DATA PROVIDED =
=-=-=-=-=

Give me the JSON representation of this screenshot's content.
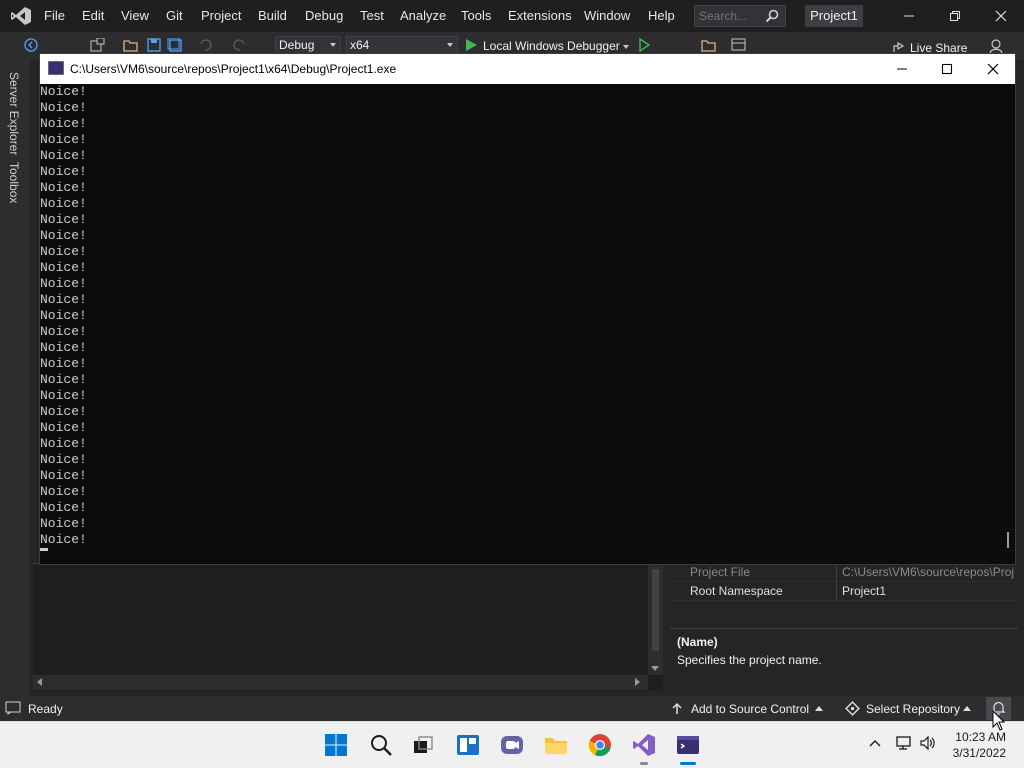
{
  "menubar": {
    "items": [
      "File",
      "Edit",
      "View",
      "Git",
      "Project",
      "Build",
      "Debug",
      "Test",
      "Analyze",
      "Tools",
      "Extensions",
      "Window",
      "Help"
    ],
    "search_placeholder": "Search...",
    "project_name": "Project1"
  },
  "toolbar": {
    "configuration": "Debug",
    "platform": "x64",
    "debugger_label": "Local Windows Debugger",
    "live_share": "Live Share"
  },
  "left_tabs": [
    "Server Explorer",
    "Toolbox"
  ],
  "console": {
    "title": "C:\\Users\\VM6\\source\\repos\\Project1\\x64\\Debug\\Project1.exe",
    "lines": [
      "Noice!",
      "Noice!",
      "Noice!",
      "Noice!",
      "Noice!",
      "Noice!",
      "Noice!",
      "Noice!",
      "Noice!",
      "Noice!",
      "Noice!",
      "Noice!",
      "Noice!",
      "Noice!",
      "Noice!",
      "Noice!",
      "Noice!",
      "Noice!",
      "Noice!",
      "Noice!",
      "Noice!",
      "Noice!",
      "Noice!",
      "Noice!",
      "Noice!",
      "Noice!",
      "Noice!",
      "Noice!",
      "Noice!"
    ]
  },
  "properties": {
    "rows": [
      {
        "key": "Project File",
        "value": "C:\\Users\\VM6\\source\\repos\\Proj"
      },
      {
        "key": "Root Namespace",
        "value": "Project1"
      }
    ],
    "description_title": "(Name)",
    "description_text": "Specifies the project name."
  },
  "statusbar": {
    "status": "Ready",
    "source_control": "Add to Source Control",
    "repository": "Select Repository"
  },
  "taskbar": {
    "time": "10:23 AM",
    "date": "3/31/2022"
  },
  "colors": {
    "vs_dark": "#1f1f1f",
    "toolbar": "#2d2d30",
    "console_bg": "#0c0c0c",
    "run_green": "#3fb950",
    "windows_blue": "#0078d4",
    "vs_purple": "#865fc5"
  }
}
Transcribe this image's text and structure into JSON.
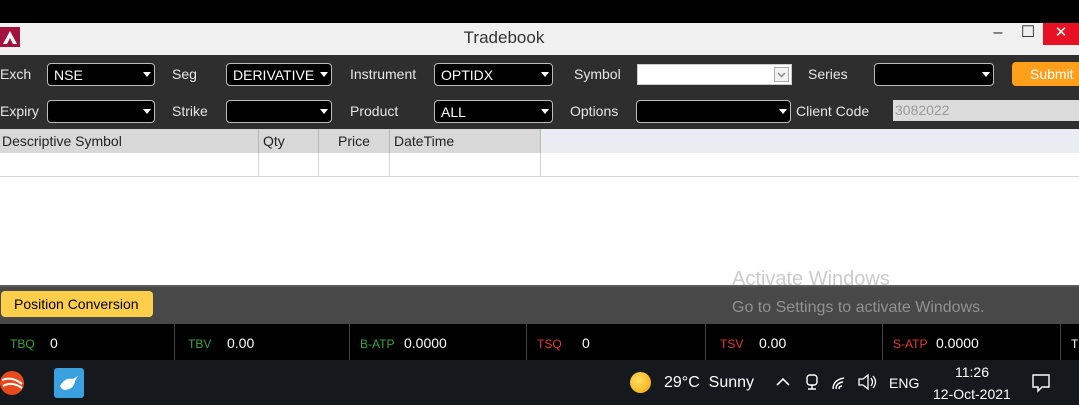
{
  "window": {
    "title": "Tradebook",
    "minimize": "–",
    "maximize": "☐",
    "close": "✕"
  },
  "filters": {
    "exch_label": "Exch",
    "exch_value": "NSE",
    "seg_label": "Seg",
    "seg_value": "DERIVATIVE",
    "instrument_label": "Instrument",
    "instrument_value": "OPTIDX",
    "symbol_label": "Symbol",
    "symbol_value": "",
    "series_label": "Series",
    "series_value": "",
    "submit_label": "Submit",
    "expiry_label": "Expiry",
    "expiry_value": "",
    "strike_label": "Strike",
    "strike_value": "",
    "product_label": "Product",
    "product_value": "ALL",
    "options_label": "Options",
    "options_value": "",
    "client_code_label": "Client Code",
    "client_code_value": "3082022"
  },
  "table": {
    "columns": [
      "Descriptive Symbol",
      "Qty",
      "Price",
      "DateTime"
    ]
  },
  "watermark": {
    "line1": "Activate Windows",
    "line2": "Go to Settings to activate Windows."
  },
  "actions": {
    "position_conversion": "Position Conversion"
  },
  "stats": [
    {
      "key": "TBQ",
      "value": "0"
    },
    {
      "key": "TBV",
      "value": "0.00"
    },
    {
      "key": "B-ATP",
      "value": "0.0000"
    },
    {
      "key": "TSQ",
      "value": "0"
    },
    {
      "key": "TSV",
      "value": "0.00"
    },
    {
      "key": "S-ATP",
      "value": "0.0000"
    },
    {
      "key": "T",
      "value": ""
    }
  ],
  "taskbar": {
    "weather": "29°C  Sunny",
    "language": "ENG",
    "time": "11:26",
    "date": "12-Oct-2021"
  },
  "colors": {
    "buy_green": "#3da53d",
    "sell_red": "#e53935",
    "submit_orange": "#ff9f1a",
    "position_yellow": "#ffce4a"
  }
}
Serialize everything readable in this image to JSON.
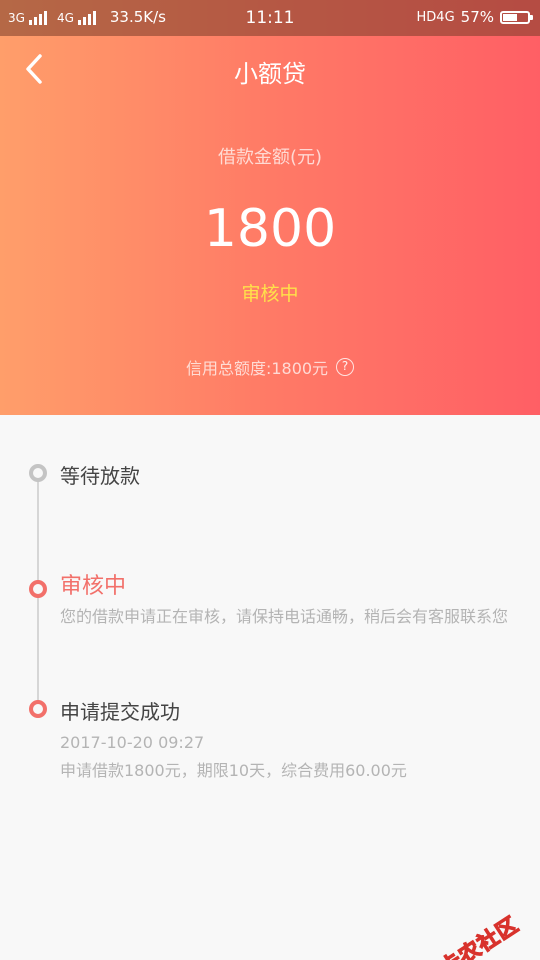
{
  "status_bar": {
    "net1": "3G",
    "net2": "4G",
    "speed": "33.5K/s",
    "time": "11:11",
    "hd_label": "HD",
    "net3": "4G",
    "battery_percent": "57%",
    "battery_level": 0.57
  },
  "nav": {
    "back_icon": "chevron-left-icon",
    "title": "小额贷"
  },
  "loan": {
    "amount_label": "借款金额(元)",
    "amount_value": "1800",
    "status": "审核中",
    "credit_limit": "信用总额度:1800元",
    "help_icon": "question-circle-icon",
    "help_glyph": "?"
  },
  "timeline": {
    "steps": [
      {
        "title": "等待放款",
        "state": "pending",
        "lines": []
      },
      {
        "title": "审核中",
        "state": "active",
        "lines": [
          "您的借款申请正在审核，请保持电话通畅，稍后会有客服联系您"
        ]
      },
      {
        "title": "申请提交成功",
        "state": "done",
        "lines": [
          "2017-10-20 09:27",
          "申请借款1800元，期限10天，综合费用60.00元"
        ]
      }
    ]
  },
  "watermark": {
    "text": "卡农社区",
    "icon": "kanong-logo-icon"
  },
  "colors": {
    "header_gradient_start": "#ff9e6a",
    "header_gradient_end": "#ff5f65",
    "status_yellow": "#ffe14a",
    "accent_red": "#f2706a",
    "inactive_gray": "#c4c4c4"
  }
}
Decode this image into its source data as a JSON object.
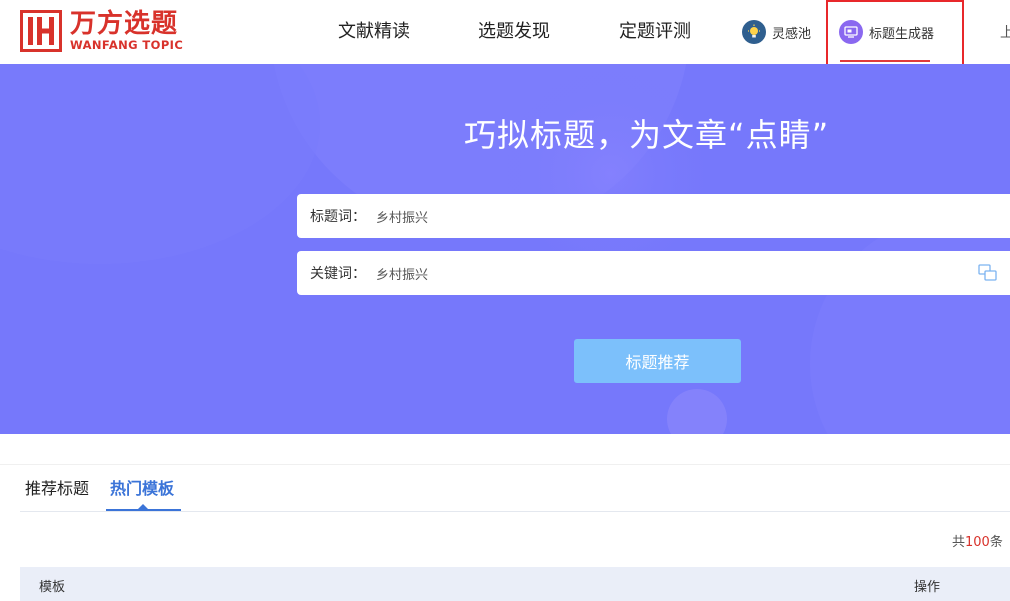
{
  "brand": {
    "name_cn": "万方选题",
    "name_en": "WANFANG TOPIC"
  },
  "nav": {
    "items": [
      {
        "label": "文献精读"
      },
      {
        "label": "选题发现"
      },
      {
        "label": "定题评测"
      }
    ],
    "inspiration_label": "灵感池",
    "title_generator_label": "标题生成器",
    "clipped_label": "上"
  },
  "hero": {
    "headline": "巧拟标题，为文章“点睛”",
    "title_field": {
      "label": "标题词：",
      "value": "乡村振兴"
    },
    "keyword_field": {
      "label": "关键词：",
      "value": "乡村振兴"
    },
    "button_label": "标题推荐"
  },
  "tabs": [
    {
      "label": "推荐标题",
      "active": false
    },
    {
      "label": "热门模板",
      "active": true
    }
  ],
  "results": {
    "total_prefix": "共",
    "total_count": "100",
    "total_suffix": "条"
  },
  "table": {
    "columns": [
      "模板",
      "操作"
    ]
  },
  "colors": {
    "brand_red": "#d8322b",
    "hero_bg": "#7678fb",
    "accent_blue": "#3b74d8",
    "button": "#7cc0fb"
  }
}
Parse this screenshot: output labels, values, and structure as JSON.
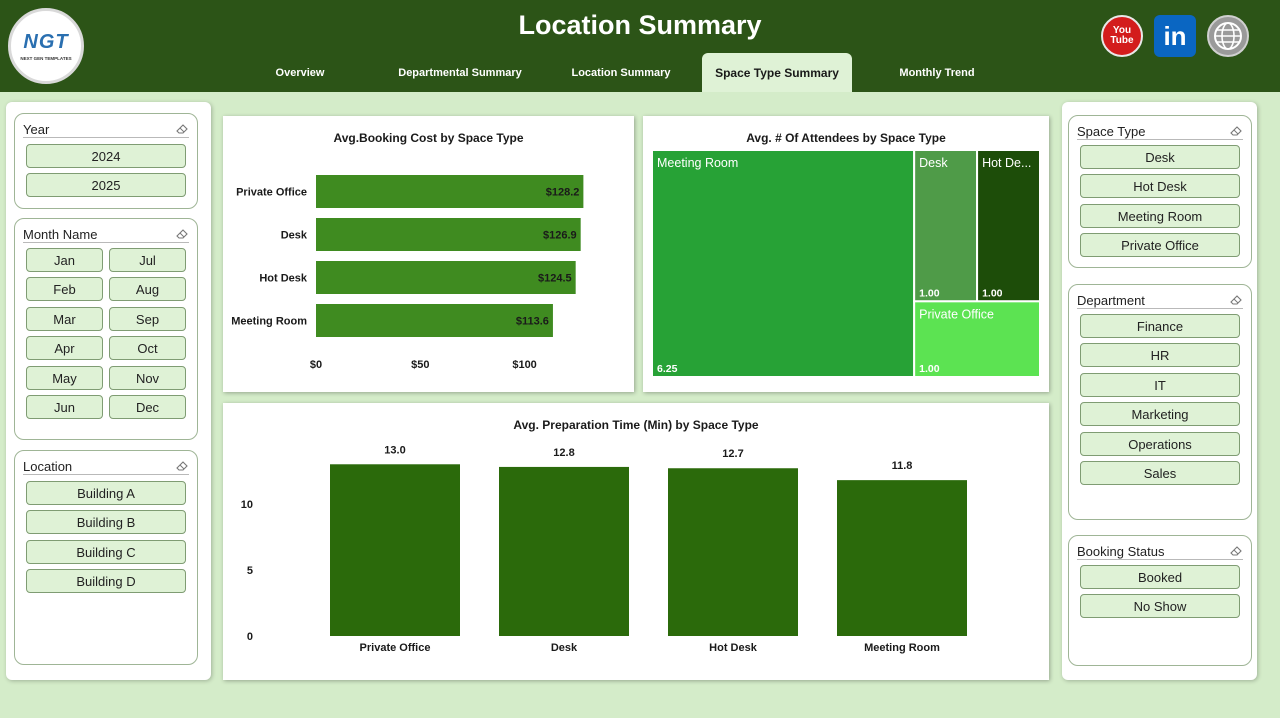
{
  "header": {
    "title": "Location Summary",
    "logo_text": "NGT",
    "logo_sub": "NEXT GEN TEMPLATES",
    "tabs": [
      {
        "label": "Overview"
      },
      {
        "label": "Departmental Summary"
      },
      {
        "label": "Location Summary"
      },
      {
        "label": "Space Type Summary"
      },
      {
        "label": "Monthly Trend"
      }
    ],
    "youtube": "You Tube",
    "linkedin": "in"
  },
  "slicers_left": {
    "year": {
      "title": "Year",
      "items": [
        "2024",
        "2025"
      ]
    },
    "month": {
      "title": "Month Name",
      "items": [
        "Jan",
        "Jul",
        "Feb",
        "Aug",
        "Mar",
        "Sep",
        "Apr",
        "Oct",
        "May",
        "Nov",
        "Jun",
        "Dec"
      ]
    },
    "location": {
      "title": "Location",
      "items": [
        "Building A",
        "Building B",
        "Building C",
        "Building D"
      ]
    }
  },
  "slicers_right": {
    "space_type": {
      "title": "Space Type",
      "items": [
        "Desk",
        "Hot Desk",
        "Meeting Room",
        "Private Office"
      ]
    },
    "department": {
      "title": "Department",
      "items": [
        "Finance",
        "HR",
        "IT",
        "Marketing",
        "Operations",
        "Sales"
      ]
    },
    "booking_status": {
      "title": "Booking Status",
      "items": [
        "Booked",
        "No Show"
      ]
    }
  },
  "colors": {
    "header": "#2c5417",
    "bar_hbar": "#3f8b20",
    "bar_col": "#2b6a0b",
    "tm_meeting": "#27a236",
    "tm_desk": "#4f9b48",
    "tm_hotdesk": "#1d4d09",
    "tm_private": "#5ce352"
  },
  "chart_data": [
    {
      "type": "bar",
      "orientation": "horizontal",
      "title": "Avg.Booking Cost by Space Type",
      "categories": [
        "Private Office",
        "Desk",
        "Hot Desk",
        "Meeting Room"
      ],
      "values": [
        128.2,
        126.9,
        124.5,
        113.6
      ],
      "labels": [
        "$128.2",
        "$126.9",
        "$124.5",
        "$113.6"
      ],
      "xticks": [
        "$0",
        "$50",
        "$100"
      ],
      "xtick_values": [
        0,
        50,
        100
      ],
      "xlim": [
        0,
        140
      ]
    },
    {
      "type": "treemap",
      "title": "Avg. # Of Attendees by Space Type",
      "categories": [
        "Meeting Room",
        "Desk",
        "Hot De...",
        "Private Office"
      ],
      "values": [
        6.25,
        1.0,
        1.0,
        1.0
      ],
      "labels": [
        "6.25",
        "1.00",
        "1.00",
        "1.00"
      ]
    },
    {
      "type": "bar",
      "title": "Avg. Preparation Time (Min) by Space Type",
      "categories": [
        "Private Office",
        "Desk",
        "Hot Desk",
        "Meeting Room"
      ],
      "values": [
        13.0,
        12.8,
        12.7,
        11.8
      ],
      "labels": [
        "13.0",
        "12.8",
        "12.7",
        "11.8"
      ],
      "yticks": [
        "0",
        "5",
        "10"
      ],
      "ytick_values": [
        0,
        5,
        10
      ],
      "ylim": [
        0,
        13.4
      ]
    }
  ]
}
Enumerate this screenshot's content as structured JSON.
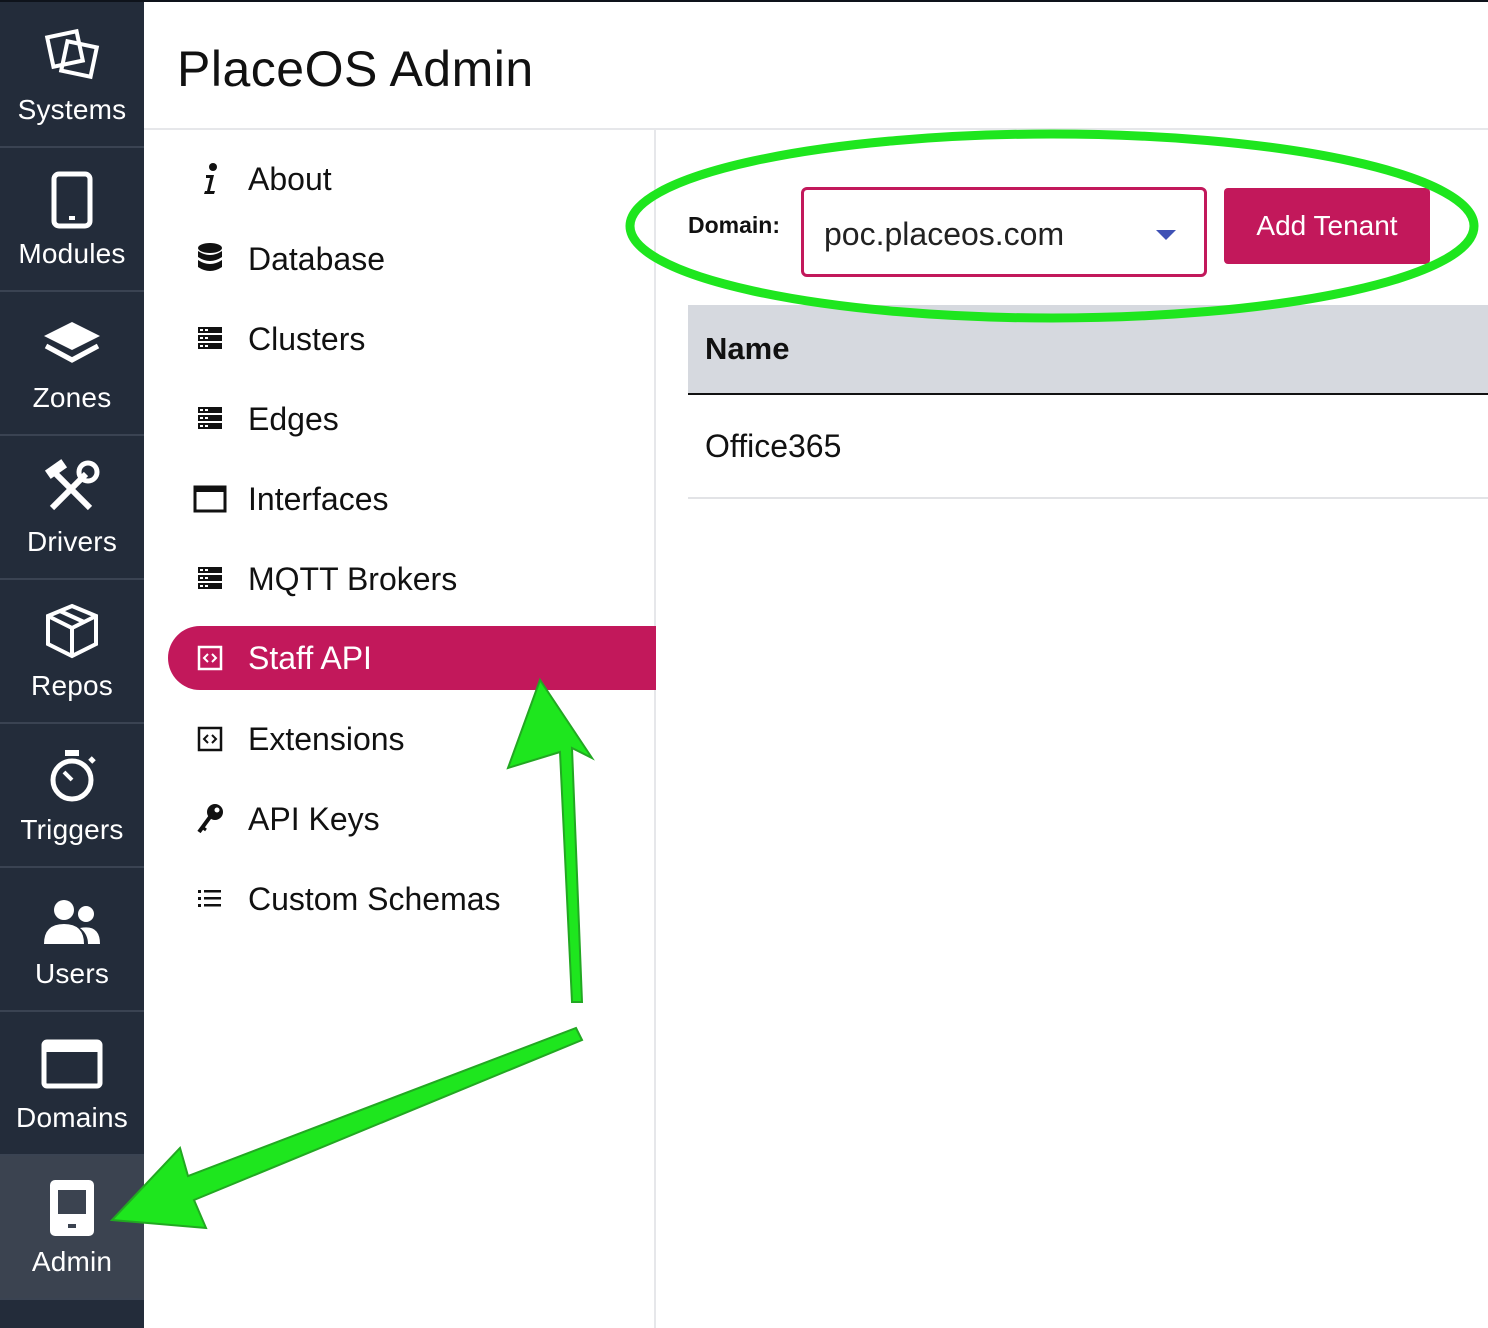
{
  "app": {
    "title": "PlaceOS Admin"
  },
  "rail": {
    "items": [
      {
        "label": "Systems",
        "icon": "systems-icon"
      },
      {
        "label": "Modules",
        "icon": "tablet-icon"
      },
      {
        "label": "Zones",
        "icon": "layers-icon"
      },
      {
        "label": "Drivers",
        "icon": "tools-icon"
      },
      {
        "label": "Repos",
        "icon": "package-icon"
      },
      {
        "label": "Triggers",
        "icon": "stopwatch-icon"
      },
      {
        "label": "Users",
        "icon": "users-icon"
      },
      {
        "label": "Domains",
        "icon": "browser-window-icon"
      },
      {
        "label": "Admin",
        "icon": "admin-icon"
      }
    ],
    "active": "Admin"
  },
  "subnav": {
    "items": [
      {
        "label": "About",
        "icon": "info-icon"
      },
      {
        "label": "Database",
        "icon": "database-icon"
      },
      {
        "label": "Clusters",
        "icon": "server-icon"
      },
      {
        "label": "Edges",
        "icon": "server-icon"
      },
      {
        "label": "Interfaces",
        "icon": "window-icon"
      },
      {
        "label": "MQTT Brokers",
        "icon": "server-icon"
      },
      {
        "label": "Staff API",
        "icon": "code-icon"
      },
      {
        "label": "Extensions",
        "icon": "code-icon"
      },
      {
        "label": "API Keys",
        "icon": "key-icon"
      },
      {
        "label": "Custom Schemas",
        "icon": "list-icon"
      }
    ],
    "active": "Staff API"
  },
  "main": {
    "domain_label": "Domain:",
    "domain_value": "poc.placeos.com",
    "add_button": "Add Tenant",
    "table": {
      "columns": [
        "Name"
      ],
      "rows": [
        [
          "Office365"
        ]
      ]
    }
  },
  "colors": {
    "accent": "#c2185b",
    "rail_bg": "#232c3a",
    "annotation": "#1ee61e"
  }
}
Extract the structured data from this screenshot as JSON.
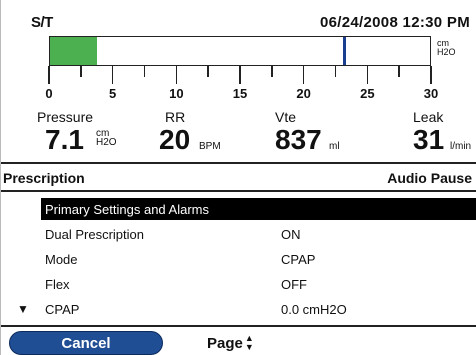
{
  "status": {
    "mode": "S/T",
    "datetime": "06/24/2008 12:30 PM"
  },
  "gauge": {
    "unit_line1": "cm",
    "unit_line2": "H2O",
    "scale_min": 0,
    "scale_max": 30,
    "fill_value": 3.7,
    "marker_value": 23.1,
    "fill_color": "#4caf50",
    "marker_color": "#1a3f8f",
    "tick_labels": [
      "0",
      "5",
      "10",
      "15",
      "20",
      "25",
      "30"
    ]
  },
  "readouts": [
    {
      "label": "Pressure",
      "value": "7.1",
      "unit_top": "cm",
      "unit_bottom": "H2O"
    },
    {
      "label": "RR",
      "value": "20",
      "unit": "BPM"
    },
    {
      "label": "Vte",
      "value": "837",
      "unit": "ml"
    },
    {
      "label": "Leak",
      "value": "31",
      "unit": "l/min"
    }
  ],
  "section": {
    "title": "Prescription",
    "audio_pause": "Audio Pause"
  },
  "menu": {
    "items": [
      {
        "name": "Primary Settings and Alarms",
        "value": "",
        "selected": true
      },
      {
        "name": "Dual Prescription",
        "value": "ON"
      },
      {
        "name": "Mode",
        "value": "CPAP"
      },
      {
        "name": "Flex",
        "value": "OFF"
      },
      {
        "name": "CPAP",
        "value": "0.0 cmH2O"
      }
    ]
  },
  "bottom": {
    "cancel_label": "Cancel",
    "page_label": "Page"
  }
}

=-=-=-=-=

BRIEF = Find the lines with the string "content" and reproduce them.

FINAL ANSWER =
Give me the JSON representation of this screenshot's content.
Enumerate this screenshot's content as structured JSON.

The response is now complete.